Task details.
Which lines hold the word "title"? Copy each one.

Records for processing.
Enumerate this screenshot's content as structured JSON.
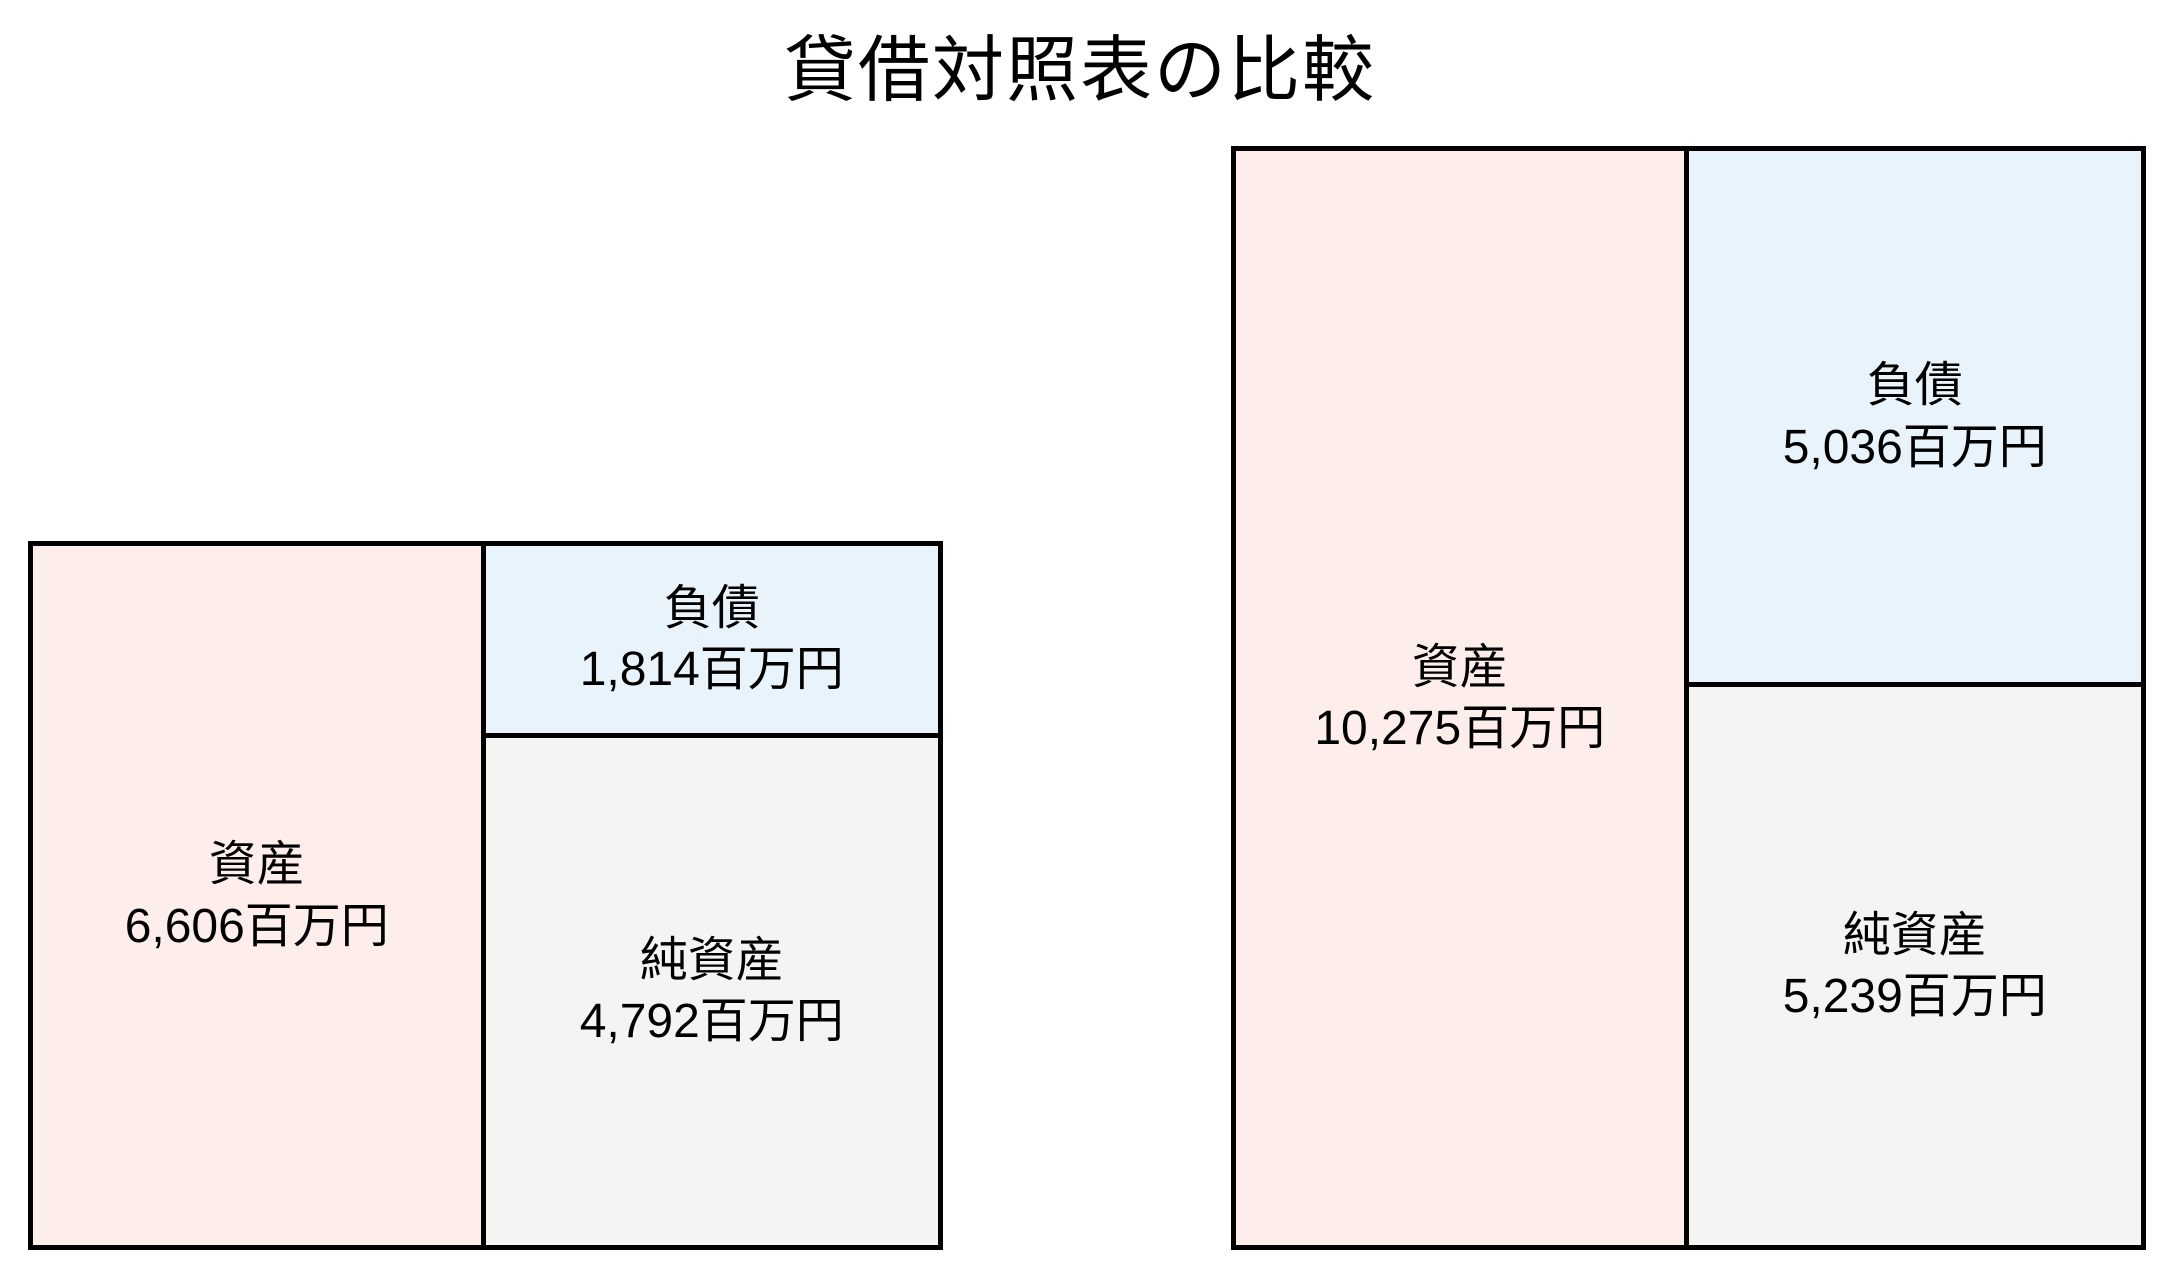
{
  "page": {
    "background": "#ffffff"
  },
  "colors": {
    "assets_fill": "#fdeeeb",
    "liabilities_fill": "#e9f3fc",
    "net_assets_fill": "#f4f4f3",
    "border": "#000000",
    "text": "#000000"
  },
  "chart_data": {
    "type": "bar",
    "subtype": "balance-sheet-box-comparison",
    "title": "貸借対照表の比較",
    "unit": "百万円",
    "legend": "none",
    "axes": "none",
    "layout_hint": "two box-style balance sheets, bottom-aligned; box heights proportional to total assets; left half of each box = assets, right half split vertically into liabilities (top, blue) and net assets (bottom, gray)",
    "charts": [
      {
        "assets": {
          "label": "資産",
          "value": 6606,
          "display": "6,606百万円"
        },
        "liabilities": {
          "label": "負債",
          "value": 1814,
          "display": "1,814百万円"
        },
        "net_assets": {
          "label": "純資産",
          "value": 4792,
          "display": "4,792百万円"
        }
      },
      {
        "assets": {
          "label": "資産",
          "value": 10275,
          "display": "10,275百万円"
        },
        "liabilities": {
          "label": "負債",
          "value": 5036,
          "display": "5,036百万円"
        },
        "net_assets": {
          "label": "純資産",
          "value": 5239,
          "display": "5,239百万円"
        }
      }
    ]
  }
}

* * *

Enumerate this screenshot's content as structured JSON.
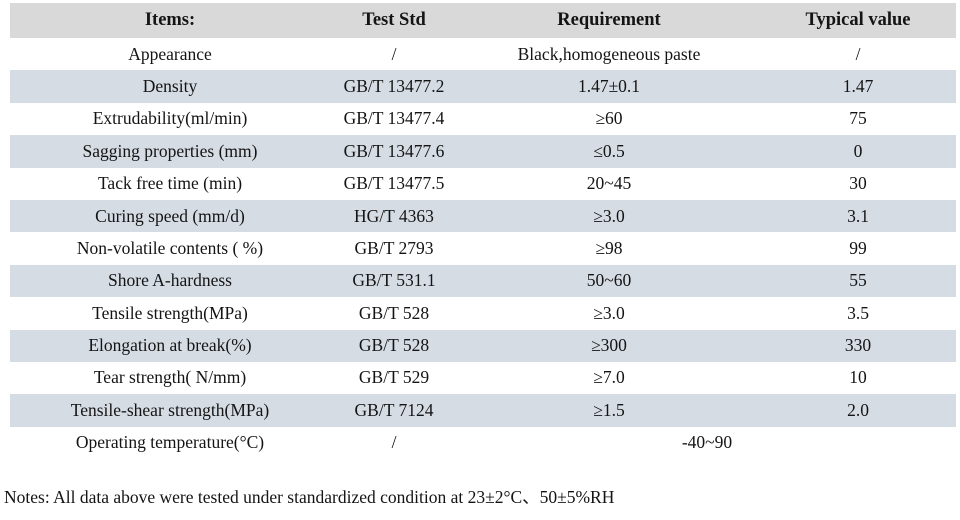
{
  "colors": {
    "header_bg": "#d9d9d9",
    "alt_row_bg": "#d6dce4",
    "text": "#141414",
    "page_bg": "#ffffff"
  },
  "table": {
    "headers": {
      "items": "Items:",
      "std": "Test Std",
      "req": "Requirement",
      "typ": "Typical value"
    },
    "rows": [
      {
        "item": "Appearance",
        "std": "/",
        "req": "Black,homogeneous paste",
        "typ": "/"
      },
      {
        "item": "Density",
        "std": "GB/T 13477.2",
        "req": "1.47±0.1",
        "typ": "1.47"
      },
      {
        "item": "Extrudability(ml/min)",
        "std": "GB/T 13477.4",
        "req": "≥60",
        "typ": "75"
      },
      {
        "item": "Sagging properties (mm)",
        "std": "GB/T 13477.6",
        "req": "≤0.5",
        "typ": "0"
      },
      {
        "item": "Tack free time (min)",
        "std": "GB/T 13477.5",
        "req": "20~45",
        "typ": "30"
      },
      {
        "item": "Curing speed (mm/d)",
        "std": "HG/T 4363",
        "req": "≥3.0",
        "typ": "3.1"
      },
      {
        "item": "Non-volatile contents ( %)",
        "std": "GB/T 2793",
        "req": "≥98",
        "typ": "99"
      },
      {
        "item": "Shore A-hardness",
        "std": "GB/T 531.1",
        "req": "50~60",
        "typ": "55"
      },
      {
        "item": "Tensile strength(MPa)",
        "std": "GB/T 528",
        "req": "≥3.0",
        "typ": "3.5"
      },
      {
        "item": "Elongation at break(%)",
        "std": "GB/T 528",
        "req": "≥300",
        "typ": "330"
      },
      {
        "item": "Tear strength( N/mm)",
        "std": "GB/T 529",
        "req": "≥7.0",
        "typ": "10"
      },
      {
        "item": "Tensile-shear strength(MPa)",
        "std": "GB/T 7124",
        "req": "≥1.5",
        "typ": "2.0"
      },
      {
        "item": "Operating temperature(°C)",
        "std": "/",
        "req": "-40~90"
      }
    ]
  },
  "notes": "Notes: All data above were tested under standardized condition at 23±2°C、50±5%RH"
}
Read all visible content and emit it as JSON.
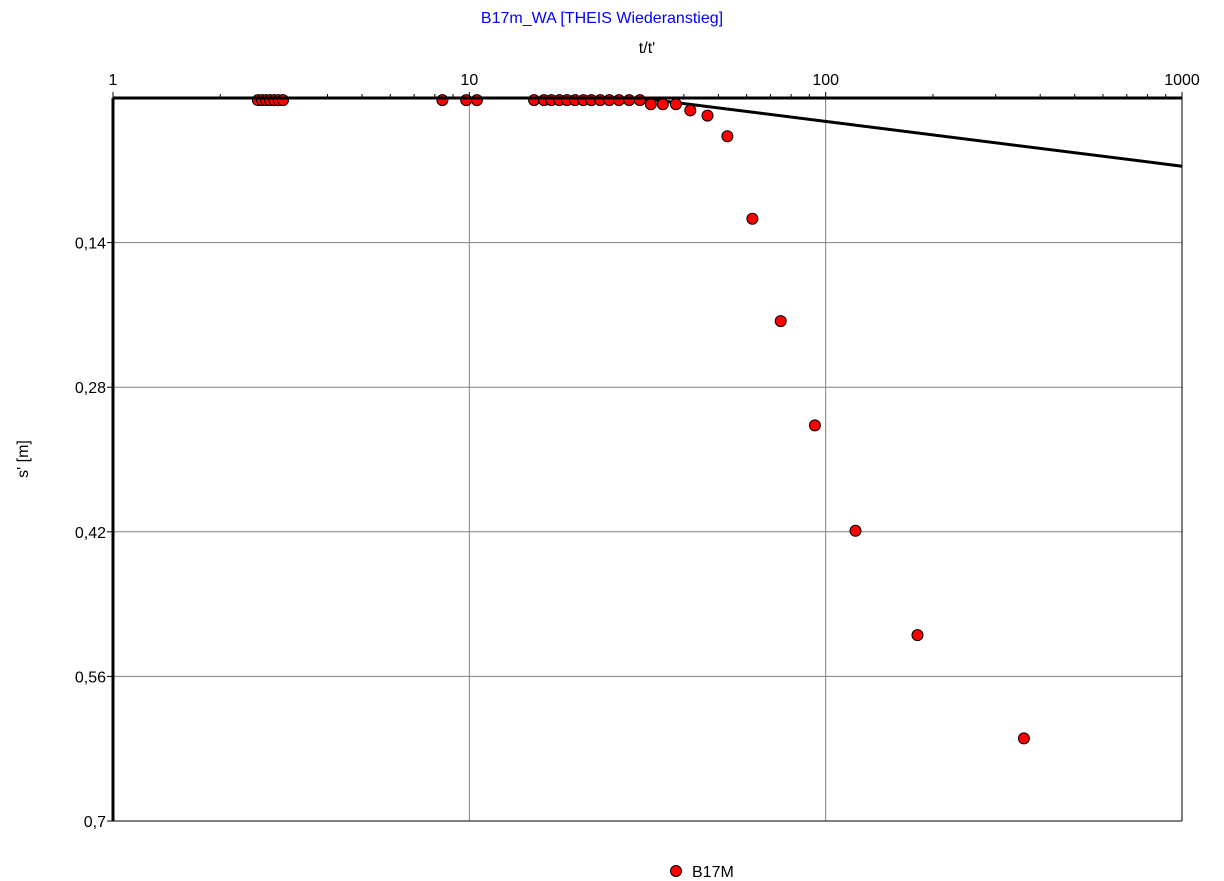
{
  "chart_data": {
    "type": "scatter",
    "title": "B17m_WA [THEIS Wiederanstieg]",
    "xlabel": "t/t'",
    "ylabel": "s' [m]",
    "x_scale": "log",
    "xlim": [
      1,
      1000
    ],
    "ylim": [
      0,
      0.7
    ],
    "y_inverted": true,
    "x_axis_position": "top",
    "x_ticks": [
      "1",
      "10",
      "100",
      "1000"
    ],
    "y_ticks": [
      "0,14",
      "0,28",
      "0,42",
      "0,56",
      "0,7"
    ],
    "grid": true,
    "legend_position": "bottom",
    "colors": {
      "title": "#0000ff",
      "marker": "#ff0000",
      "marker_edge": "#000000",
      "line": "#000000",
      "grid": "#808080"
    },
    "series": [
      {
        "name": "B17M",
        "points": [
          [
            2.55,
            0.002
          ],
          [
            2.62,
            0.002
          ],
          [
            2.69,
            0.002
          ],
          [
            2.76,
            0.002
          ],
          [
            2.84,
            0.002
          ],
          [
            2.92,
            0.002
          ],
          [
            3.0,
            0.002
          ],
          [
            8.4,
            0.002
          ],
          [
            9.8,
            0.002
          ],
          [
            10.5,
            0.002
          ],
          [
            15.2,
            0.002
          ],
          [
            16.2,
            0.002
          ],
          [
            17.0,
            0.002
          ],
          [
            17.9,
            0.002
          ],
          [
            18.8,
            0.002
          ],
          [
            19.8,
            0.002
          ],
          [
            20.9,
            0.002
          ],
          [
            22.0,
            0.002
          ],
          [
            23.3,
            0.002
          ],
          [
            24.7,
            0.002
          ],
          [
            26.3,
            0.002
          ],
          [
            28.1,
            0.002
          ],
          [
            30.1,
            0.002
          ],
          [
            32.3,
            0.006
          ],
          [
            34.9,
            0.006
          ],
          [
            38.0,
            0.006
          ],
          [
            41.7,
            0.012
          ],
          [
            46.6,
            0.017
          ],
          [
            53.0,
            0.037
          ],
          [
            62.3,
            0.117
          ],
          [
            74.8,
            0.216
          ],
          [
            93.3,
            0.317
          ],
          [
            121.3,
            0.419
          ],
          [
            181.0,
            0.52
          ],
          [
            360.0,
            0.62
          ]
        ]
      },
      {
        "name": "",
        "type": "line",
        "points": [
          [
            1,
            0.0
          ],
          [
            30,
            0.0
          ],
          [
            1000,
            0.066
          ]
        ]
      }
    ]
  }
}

Full solution.
    "title": "貸借対照表の比較",
    "title": "B17m_WA [THEIS Wiederanstieg]",
      "title": "#0000ff",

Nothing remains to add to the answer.